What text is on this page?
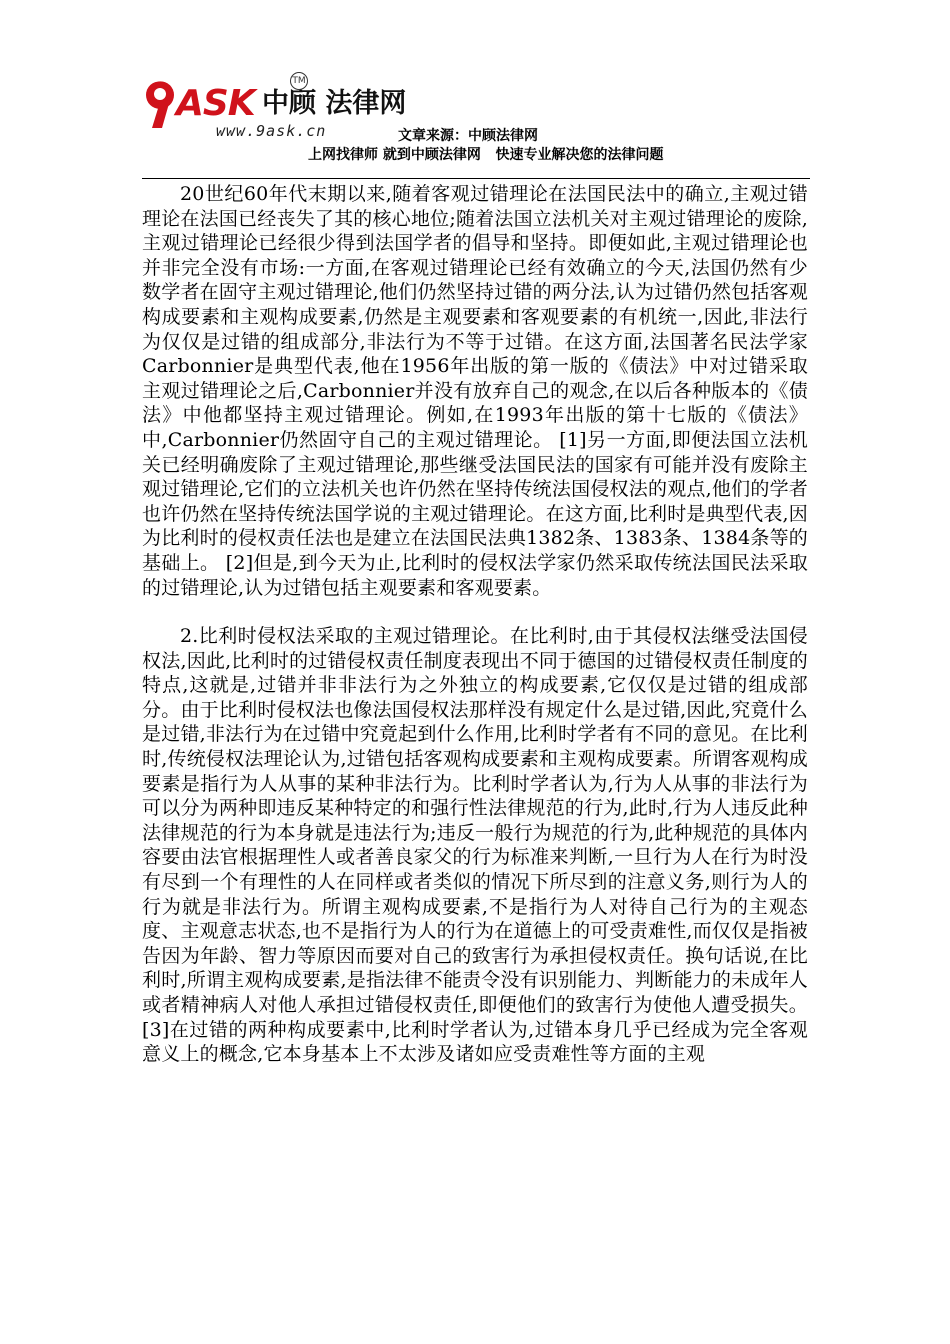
ASK 中顾 法律网
TM
www.9ask.cn	文章来源：中顾法律网
上网找律师 就到中顾法律网   快速专业解决您的法律问题

20世纪60年代末期以来,随着客观过错理论在法国民法中的确立,主观过错理论在法国已经丧失了其的核心地位;随着法国立法机关对主观过错理论的废除,主观过错理论已经很少得到法国学者的倡导和坚持。即便如此,主观过错理论也并非完全没有市场:一方面,在客观过错理论已经有效确立的今天,法国仍然有少数学者在固守主观过错理论,他们仍然坚持过错的两分法,认为过错仍然包括客观构成要素和主观构成要素,仍然是主观要素和客观要素的有机统一,因此,非法行为仅仅是过错的组成部分,非法行为不等于过错。在这方面,法国著名民法学家Carbonnier是典型代表,他在1956年出版的第一版的《债法》中对过错采取主观过错理论之后,Carbonnier并没有放弃自己的观念,在以后各种版本的《债法》中他都坚持主观过错理论。例如,在1993年出版的第十七版的《债法》中,Carbonnier仍然固守自己的主观过错理论。 [1]另一方面,即便法国立法机关已经明确废除了主观过错理论,那些继受法国民法的国家有可能并没有废除主观过错理论,它们的立法机关也许仍然在坚持传统法国侵权法的观点,他们的学者也许仍然在坚持传统法国学说的主观过错理论。在这方面,比利时是典型代表,因为比利时的侵权责任法也是建立在法国民法典1382条、1383条、1384条等的基础上。 [2]但是,到今天为止,比利时的侵权法学家仍然采取传统法国民法采取的过错理论,认为过错包括主观要素和客观要素。

2.比利时侵权法采取的主观过错理论。在比利时,由于其侵权法继受法国侵权法,因此,比利时的过错侵权责任制度表现出不同于德国的过错侵权责任制度的特点,这就是,过错并非非法行为之外独立的构成要素,它仅仅是过错的组成部分。由于比利时侵权法也像法国侵权法那样没有规定什么是过错,因此,究竟什么是过错,非法行为在过错中究竟起到什么作用,比利时学者有不同的意见。在比利时,传统侵权法理论认为,过错包括客观构成要素和主观构成要素。所谓客观构成要素是指行为人从事的某种非法行为。比利时学者认为,行为人从事的非法行为可以分为两种即违反某种特定的和强行性法律规范的行为,此时,行为人违反此种法律规范的行为本身就是违法行为;违反一般行为规范的行为,此种规范的具体内容要由法官根据理性人或者善良家父的行为标准来判断,一旦行为人在行为时没有尽到一个有理性的人在同样或者类似的情况下所尽到的注意义务,则行为人的行为就是非法行为。所谓主观构成要素,不是指行为人对待自己行为的主观态度、主观意志状态,也不是指行为人的行为在道德上的可受责难性,而仅仅是指被告因为年龄、智力等原因而要对自己的致害行为承担侵权责任。换句话说,在比利时,所谓主观构成要素,是指法律不能责令没有识别能力、判断能力的未成年人或者精神病人对他人承担过错侵权责任,即便他们的致害行为使他人遭受损失。 [3]在过错的两种构成要素中,比利时学者认为,过错本身几乎已经成为完全客观意义上的概念,它本身基本上不太涉及诸如应受责难性等方面的主观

####

__Aim__.
Repeat each line of the records above exactly, but do not copy the pictures.

__Exercise result__.
What text is on this page?
ASK 中顾 法律网
TM
www.9ask.cn	文章来源：中顾法律网
上网找律师 就到中顾法律网   快速专业解决您的法律问题

20世纪60年代末期以来,随着客观过错理论在法国民法中的确立,主观过错理论在法国已经丧失了其的核心地位;随着法国立法机关对主观过错理论的废除,主观过错理论已经很少得到法国学者的倡导和坚持。即便如此,主观过错理论也并非完全没有市场:一方面,在客观过错理论已经有效确立的今天,法国仍然有少数学者在固守主观过错理论,他们仍然坚持过错的两分法,认为过错仍然包括客观构成要素和主观构成要素,仍然是主观要素和客观要素的有机统一,因此,非法行为仅仅是过错的组成部分,非法行为不等于过错。在这方面,法国著名民法学家Carbonnier是典型代表,他在1956年出版的第一版的《债法》中对过错采取主观过错理论之后,Carbonnier并没有放弃自己的观念,在以后各种版本的《债法》中他都坚持主观过错理论。例如,在1993年出版的第十七版的《债法》中,Carbonnier仍然固守自己的主观过错理论。 [1]另一方面,即便法国立法机关已经明确废除了主观过错理论,那些继受法国民法的国家有可能并没有废除主观过错理论,它们的立法机关也许仍然在坚持传统法国侵权法的观点,他们的学者也许仍然在坚持传统法国学说的主观过错理论。在这方面,比利时是典型代表,因为比利时的侵权责任法也是建立在法国民法典1382条、1383条、1384条等的基础上。 [2]但是,到今天为止,比利时的侵权法学家仍然采取传统法国民法采取的过错理论,认为过错包括主观要素和客观要素。

2.比利时侵权法采取的主观过错理论。在比利时,由于其侵权法继受法国侵权法,因此,比利时的过错侵权责任制度表现出不同于德国的过错侵权责任制度的特点,这就是,过错并非非法行为之外独立的构成要素,它仅仅是过错的组成部分。由于比利时侵权法也像法国侵权法那样没有规定什么是过错,因此,究竟什么是过错,非法行为在过错中究竟起到什么作用,比利时学者有不同的意见。在比利时,传统侵权法理论认为,过错包括客观构成要素和主观构成要素。所谓客观构成要素是指行为人从事的某种非法行为。比利时学者认为,行为人从事的非法行为可以分为两种即违反某种特定的和强行性法律规范的行为,此时,行为人违反此种法律规范的行为本身就是违法行为;违反一般行为规范的行为,此种规范的具体内容要由法官根据理性人或者善良家父的行为标准来判断,一旦行为人在行为时没有尽到一个有理性的人在同样或者类似的情况下所尽到的注意义务,则行为人的行为就是非法行为。所谓主观构成要素,不是指行为人对待自己行为的主观态度、主观意志状态,也不是指行为人的行为在道德上的可受责难性,而仅仅是指被告因为年龄、智力等原因而要对自己的致害行为承担侵权责任。换句话说,在比利时,所谓主观构成要素,是指法律不能责令没有识别能力、判断能力的未成年人或者精神病人对他人承担过错侵权责任,即便他们的致害行为使他人遭受损失。 [3]在过错的两种构成要素中,比利时学者认为,过错本身几乎已经成为完全客观意义上的概念,它本身基本上不太涉及诸如应受责难性等方面的主观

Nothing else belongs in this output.